§ Given data:
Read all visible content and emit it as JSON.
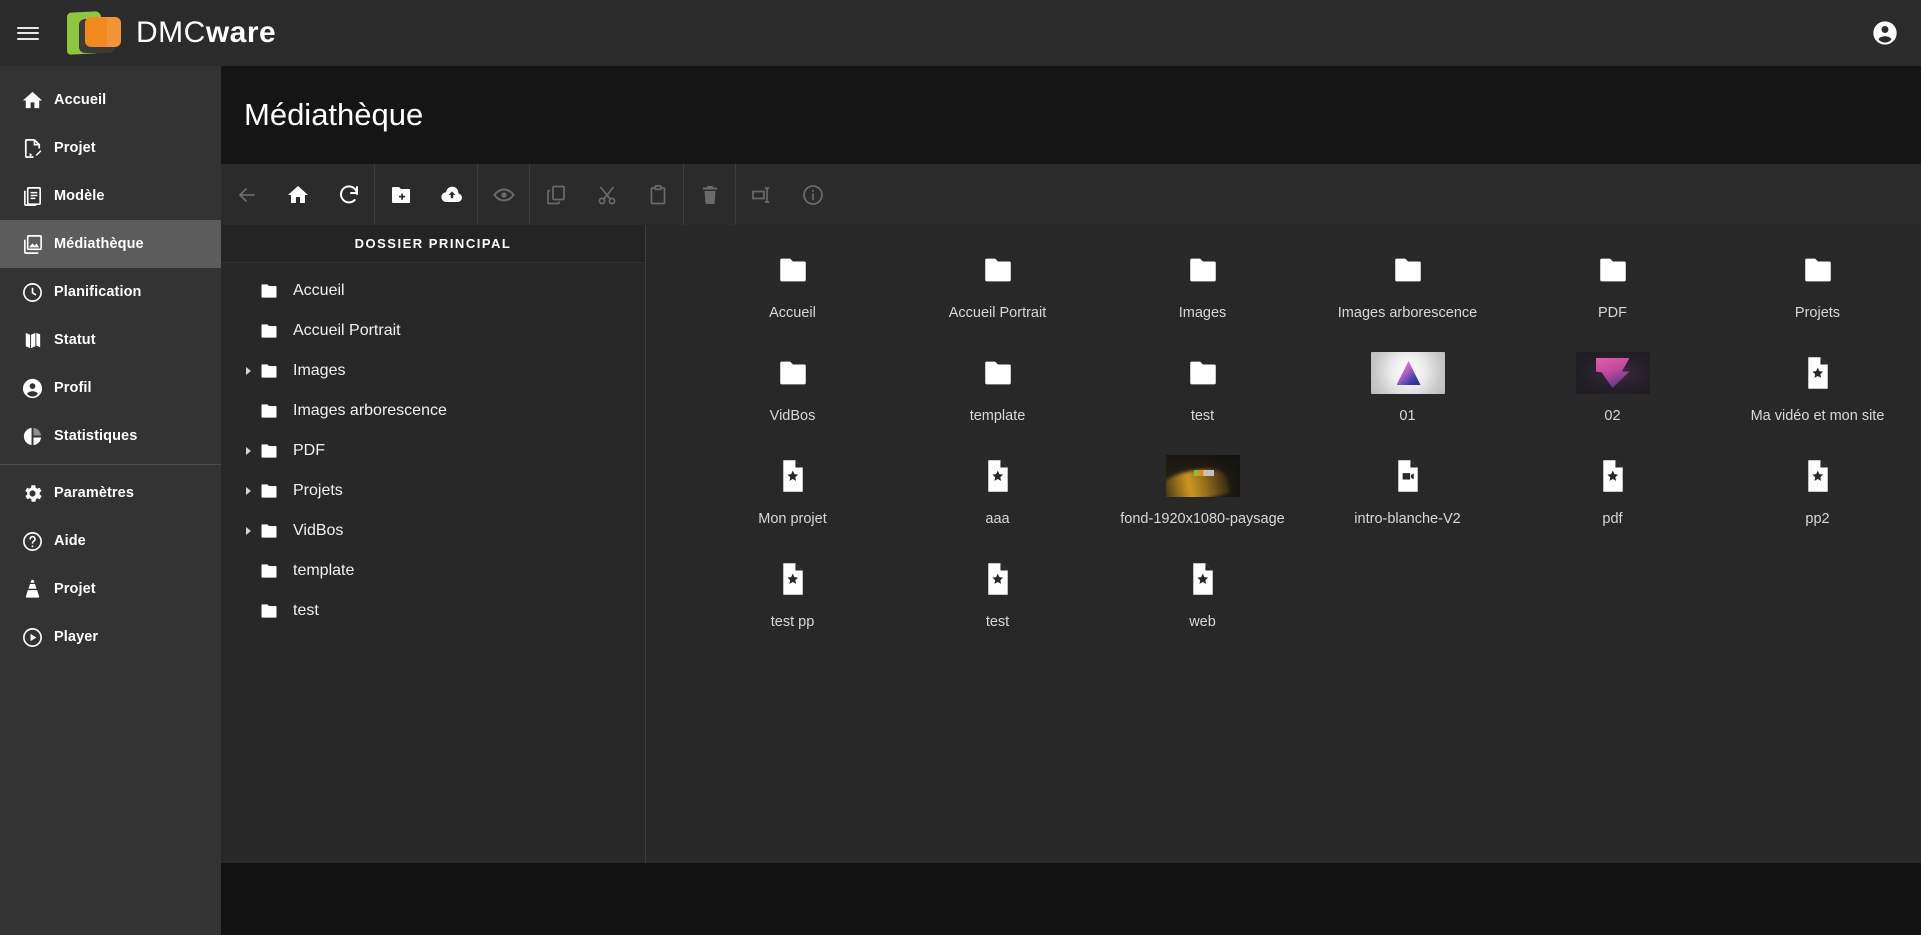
{
  "brand": {
    "name_light": "DMC",
    "name_bold": "ware",
    "logo_green": "#8dc63f",
    "logo_orange": "#f18a21",
    "menu_icon": "hamburger-icon",
    "account_icon": "account-circle-icon"
  },
  "header": {
    "title": "Médiathèque"
  },
  "sidebar": {
    "items": [
      {
        "label": "Accueil",
        "icon": "home-icon",
        "active": false
      },
      {
        "label": "Projet",
        "icon": "file-edit-icon",
        "active": false
      },
      {
        "label": "Modèle",
        "icon": "library-icon",
        "active": false
      },
      {
        "label": "Médiathèque",
        "icon": "photo-library-icon",
        "active": true
      },
      {
        "label": "Planification",
        "icon": "clock-icon",
        "active": false
      },
      {
        "label": "Statut",
        "icon": "map-icon",
        "active": false
      },
      {
        "label": "Profil",
        "icon": "account-icon",
        "active": false
      },
      {
        "label": "Statistiques",
        "icon": "pie-chart-icon",
        "active": false
      },
      {
        "label": "Paramètres",
        "icon": "gear-icon",
        "active": false
      },
      {
        "label": "Aide",
        "icon": "help-circle-icon",
        "active": false
      },
      {
        "label": "Projet",
        "icon": "vlc-cone-icon",
        "active": false
      },
      {
        "label": "Player",
        "icon": "play-circle-icon",
        "active": false
      }
    ],
    "divider_after_index": 7
  },
  "toolbar": {
    "groups": [
      {
        "buttons": [
          {
            "name": "back-button",
            "icon": "arrow-left-icon",
            "disabled": true
          },
          {
            "name": "home-button",
            "icon": "home-icon",
            "disabled": false
          },
          {
            "name": "refresh-button",
            "icon": "refresh-icon",
            "disabled": false
          }
        ]
      },
      {
        "buttons": [
          {
            "name": "new-folder-button",
            "icon": "folder-plus-icon",
            "disabled": false
          },
          {
            "name": "upload-button",
            "icon": "cloud-upload-icon",
            "disabled": false
          }
        ]
      },
      {
        "buttons": [
          {
            "name": "preview-button",
            "icon": "eye-icon",
            "disabled": true
          }
        ]
      },
      {
        "buttons": [
          {
            "name": "copy-button",
            "icon": "copy-icon",
            "disabled": true
          },
          {
            "name": "cut-button",
            "icon": "scissors-icon",
            "disabled": true
          },
          {
            "name": "paste-button",
            "icon": "clipboard-icon",
            "disabled": true
          }
        ]
      },
      {
        "buttons": [
          {
            "name": "delete-button",
            "icon": "trash-icon",
            "disabled": true
          }
        ]
      },
      {
        "buttons": [
          {
            "name": "rename-button",
            "icon": "rename-icon",
            "disabled": true
          },
          {
            "name": "info-button",
            "icon": "info-circle-icon",
            "disabled": true
          }
        ]
      }
    ]
  },
  "tree": {
    "header": "DOSSIER PRINCIPAL",
    "nodes": [
      {
        "label": "Accueil",
        "expandable": false
      },
      {
        "label": "Accueil Portrait",
        "expandable": false
      },
      {
        "label": "Images",
        "expandable": true
      },
      {
        "label": "Images arborescence",
        "expandable": false
      },
      {
        "label": "PDF",
        "expandable": true
      },
      {
        "label": "Projets",
        "expandable": true
      },
      {
        "label": "VidBos",
        "expandable": true
      },
      {
        "label": "template",
        "expandable": false
      },
      {
        "label": "test",
        "expandable": false
      }
    ]
  },
  "files": [
    {
      "label": "Accueil",
      "type": "folder"
    },
    {
      "label": "Accueil Portrait",
      "type": "folder"
    },
    {
      "label": "Images",
      "type": "folder"
    },
    {
      "label": "Images arborescence",
      "type": "folder"
    },
    {
      "label": "PDF",
      "type": "folder"
    },
    {
      "label": "Projets",
      "type": "folder"
    },
    {
      "label": "VidBos",
      "type": "folder"
    },
    {
      "label": "template",
      "type": "folder"
    },
    {
      "label": "test",
      "type": "folder"
    },
    {
      "label": "01",
      "type": "thumb",
      "thumb": "thumb-01"
    },
    {
      "label": "02",
      "type": "thumb",
      "thumb": "thumb-02"
    },
    {
      "label": "Ma vidéo et mon site",
      "type": "doc-star"
    },
    {
      "label": "Mon projet",
      "type": "doc-star"
    },
    {
      "label": "aaa",
      "type": "doc-star"
    },
    {
      "label": "fond-1920x1080-paysage",
      "type": "thumb",
      "thumb": "thumb-paysage"
    },
    {
      "label": "intro-blanche-V2",
      "type": "doc-video"
    },
    {
      "label": "pdf",
      "type": "doc-star"
    },
    {
      "label": "pp2",
      "type": "doc-star"
    },
    {
      "label": "test pp",
      "type": "doc-star"
    },
    {
      "label": "test",
      "type": "doc-star"
    },
    {
      "label": "web",
      "type": "doc-star"
    }
  ]
}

§ Short problem:
Gather each line of the records holding the string "rename".

§ Solution to the exercise:
            "name": "rename-button",
            "icon": "rename-icon",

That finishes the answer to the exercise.